*Dataset excerpts*
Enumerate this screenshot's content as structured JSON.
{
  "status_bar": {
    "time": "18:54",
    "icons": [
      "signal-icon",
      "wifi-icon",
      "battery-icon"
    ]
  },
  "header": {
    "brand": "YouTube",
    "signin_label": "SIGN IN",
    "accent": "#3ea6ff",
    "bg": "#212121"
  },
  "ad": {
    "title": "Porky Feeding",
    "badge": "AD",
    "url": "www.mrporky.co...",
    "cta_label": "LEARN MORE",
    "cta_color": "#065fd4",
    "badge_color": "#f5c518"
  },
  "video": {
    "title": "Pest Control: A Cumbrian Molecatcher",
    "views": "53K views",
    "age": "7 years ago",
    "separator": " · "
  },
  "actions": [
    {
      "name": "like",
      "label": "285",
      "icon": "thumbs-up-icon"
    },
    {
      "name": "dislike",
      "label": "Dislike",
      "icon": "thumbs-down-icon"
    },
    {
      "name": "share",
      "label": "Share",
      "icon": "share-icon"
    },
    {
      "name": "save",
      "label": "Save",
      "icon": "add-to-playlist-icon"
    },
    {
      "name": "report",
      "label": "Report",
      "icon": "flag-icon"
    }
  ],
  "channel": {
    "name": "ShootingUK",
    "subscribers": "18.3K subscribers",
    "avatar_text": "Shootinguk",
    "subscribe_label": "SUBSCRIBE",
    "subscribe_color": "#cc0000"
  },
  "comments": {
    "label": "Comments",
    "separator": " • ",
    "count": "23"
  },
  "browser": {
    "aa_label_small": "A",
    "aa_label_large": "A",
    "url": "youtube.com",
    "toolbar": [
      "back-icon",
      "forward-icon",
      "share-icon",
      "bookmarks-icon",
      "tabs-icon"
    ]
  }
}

*Given problem*
How many lines of these entries contain the string "name"? Reply with the number alone.

*Output*
6